** start of AVAILABLE RECORDS **

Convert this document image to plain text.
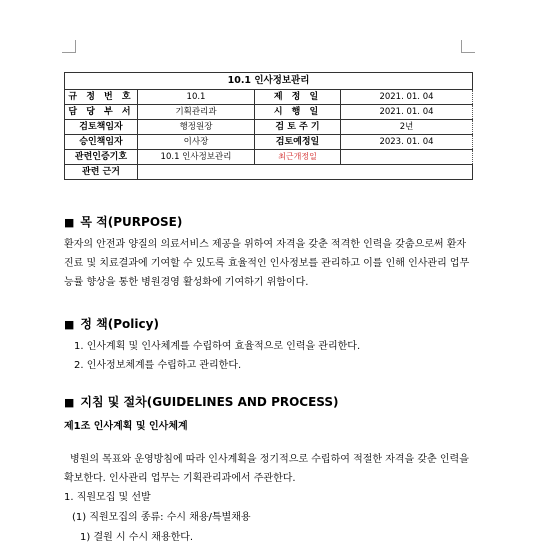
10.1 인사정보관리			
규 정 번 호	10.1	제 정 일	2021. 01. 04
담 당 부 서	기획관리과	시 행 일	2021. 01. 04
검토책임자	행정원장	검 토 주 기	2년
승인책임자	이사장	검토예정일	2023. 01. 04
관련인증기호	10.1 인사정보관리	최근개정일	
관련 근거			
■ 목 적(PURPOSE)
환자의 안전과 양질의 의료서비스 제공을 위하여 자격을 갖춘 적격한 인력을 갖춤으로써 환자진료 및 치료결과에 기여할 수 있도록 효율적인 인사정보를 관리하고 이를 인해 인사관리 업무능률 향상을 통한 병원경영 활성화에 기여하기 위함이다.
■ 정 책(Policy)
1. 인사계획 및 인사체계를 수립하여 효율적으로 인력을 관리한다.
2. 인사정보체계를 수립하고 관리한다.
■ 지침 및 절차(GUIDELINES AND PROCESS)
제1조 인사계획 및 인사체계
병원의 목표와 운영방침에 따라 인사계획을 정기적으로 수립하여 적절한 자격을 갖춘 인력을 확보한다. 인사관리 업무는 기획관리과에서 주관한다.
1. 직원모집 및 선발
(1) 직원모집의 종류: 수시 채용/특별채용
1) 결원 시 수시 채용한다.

** end of AVAILABLE RECORDS **
** start of AVAILABLE RECORDS **

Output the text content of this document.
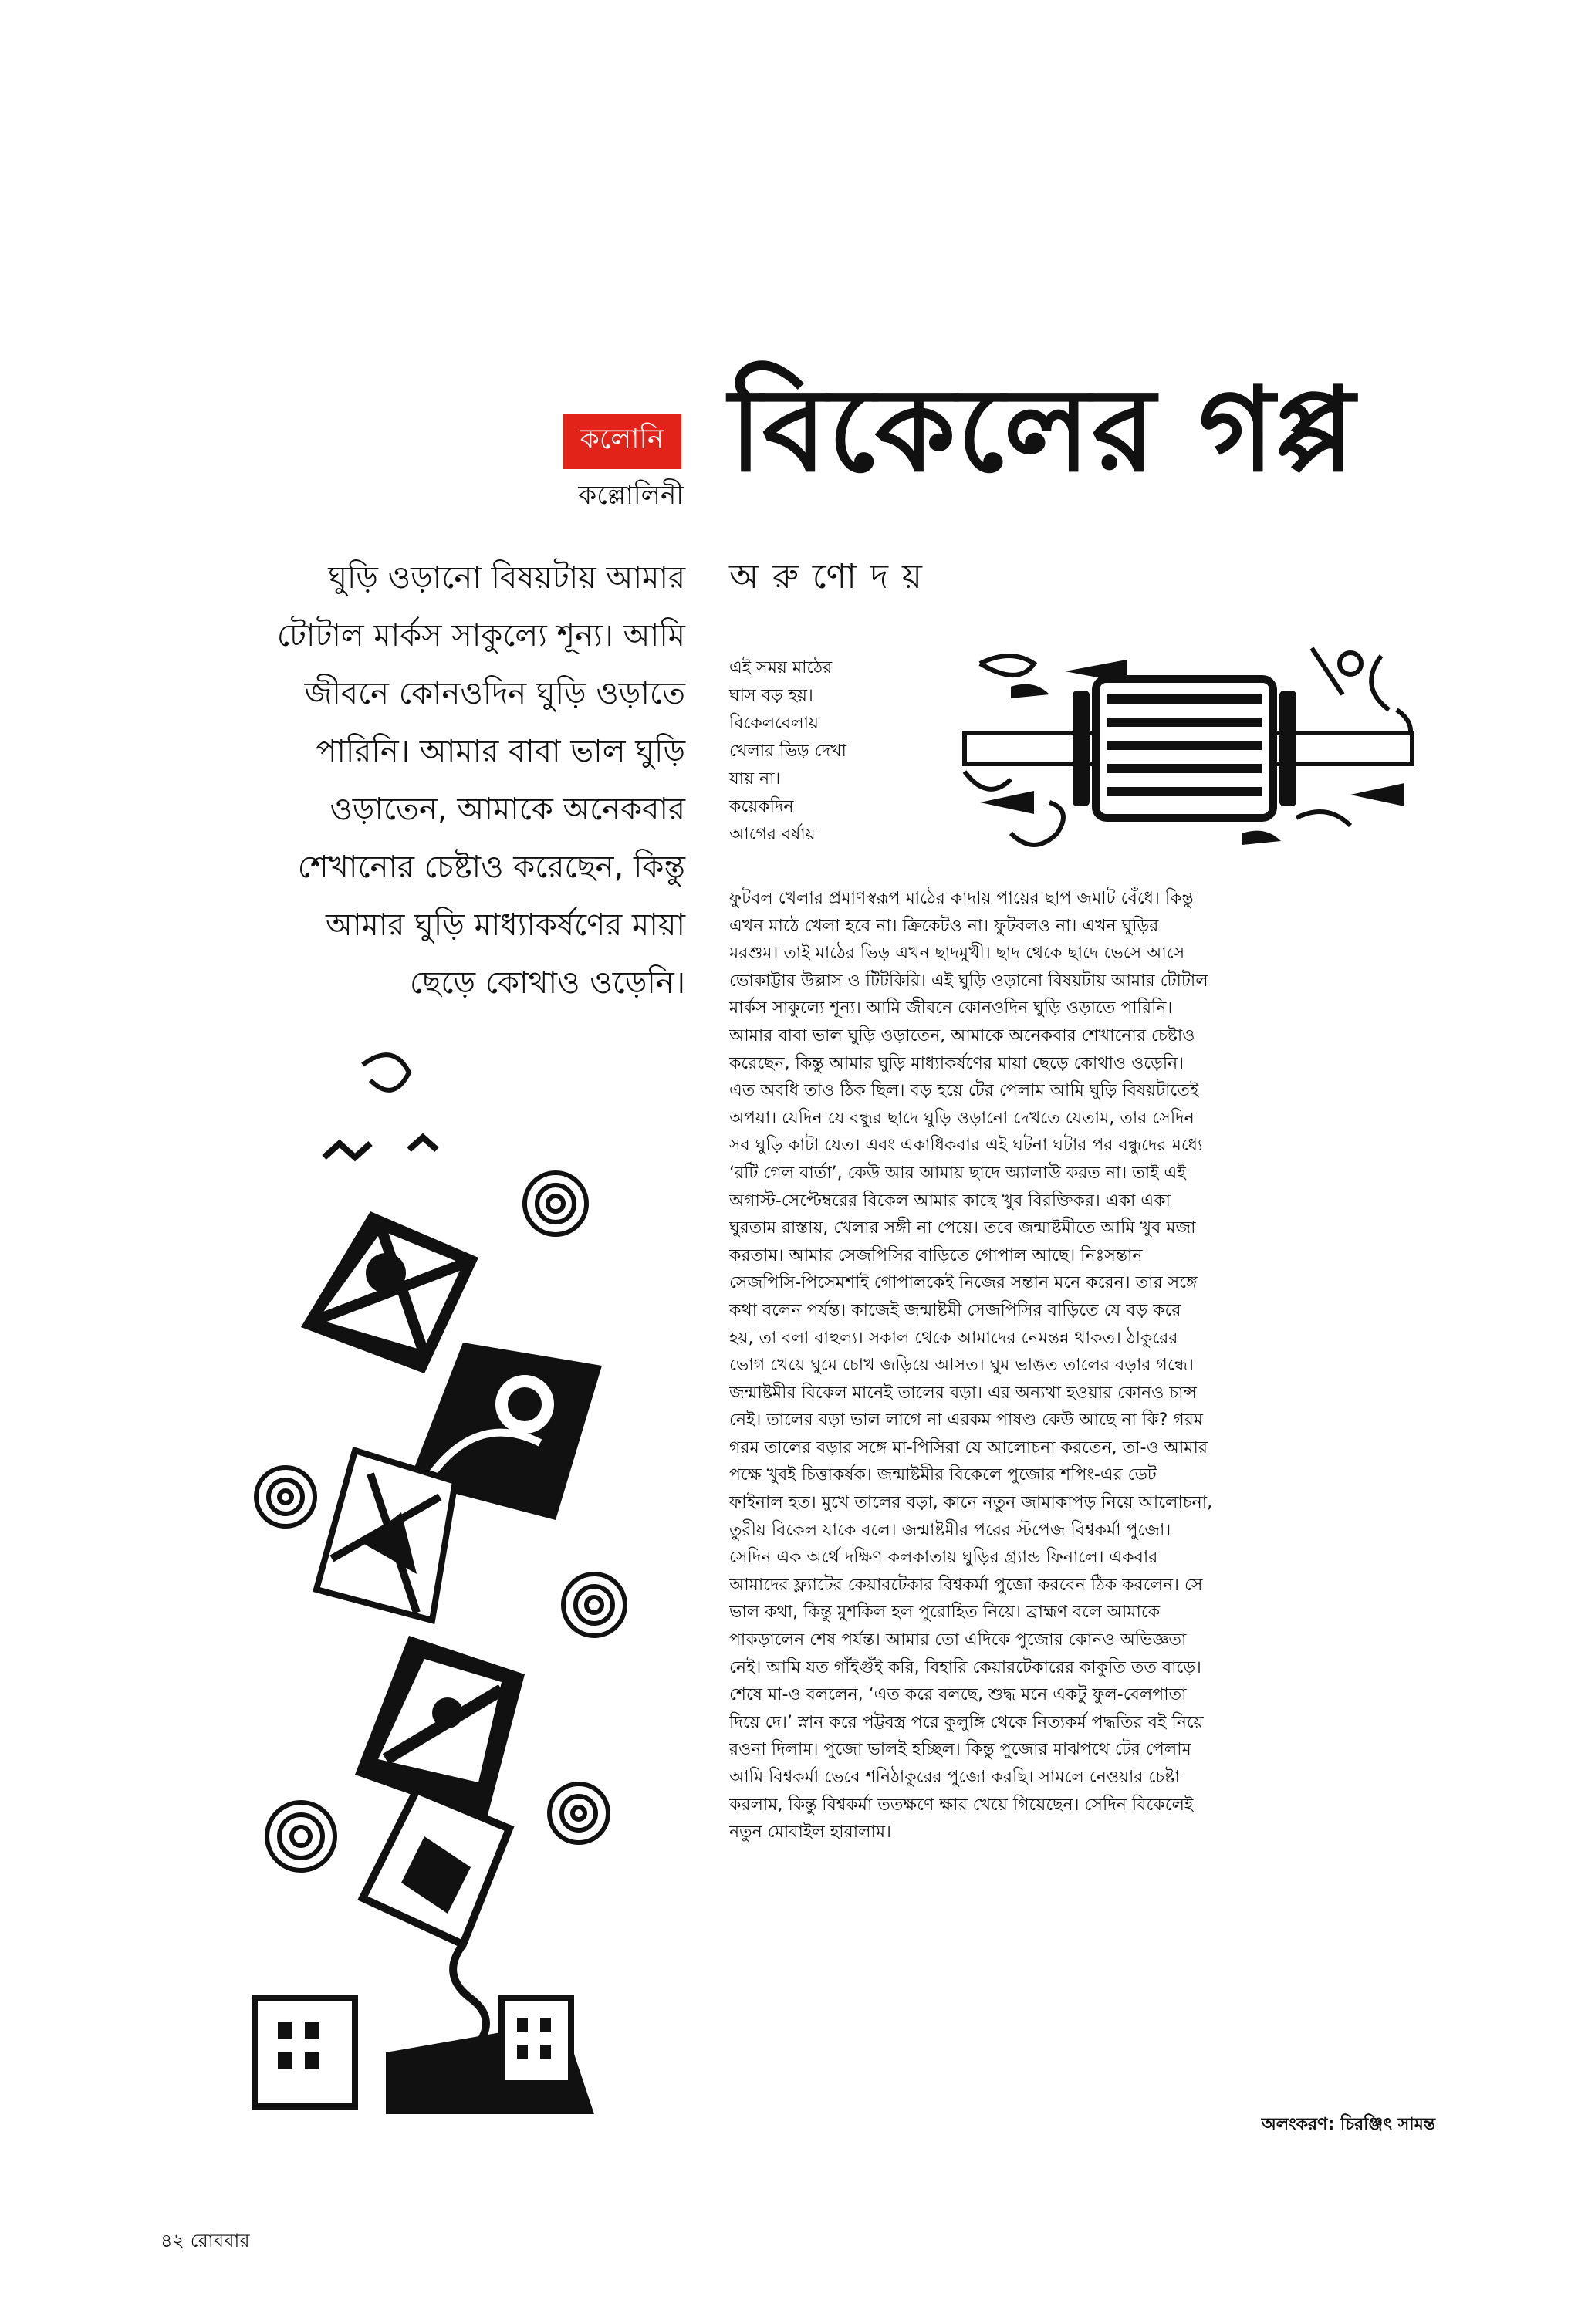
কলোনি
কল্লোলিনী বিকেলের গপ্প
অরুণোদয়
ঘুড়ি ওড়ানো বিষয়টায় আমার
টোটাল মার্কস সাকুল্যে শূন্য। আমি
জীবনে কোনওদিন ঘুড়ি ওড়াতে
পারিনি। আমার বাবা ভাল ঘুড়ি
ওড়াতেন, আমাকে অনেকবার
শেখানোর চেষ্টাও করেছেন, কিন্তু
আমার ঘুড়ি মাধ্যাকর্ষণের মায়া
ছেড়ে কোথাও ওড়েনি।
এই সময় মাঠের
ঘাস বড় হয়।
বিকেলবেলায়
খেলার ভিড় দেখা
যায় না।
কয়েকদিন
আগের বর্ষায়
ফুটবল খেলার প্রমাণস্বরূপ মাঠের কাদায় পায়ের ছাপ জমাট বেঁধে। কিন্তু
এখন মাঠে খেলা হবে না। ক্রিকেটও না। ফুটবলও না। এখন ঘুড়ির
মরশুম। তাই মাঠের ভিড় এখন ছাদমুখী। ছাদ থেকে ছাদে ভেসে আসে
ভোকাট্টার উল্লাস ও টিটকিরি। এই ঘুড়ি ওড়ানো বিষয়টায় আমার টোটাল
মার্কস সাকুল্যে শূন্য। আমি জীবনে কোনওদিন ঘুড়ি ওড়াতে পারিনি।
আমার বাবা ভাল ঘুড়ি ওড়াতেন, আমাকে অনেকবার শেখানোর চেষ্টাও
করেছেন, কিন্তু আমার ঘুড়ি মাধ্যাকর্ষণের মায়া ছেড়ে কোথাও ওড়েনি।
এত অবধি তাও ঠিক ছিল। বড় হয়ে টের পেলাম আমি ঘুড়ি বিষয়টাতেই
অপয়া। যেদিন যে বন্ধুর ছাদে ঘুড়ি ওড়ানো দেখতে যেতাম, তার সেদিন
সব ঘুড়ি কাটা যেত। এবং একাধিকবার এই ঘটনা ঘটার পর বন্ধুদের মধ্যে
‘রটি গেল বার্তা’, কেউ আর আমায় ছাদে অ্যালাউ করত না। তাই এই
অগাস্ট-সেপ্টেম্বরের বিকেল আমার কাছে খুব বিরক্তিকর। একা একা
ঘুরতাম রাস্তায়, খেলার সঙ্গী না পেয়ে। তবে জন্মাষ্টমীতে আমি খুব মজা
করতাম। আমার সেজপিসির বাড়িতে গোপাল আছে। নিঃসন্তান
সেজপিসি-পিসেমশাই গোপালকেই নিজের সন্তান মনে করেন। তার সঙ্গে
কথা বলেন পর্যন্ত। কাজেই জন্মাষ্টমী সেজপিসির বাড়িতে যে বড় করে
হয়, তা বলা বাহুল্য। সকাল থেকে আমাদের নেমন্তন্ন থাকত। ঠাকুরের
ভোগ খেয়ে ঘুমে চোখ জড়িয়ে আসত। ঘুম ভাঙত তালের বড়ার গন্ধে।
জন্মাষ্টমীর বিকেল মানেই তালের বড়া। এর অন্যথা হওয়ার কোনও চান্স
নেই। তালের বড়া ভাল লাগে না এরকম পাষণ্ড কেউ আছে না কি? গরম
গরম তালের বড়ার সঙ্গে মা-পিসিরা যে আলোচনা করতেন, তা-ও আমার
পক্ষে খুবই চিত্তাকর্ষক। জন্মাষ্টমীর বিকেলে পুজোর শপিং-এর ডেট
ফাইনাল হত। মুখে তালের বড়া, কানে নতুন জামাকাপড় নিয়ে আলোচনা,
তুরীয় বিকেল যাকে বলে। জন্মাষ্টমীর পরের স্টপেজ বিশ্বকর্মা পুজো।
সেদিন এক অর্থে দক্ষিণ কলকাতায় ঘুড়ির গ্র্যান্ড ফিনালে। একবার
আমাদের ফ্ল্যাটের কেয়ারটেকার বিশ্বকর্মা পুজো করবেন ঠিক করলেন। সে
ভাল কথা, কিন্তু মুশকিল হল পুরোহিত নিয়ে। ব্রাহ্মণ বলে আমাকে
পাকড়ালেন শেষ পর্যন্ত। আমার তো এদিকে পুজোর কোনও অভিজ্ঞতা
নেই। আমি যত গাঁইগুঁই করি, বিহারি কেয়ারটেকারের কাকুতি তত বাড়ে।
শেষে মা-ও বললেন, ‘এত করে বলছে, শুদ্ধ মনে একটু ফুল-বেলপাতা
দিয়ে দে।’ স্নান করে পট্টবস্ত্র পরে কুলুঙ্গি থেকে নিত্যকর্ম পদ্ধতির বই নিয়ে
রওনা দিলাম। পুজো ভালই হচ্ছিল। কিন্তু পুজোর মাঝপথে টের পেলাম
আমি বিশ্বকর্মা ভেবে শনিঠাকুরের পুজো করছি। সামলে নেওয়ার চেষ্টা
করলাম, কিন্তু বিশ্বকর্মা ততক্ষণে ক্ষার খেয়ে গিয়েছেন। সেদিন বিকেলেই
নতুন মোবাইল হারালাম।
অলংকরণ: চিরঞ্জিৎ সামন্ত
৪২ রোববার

** end of AVAILABLE RECORDS **

Go through the preceding material and copy each line that has the word "인사관리".

REPLY TO THE EXERCISE:
환자의 안전과 양질의 의료서비스 제공을 위하여 자격을 갖춘 적격한 인력을 갖춤으로써 환자진료 및 치료결과에 기여할 수 있도록 효율적인 인사정보를 관리하고 이를 인해 인사관리 업무능률 향상을 통한 병원경영 활성화에 기여하기 위함이다.
병원의 목표와 운영방침에 따라 인사계획을 정기적으로 수립하여 적절한 자격을 갖춘 인력을 확보한다. 인사관리 업무는 기획관리과에서 주관한다.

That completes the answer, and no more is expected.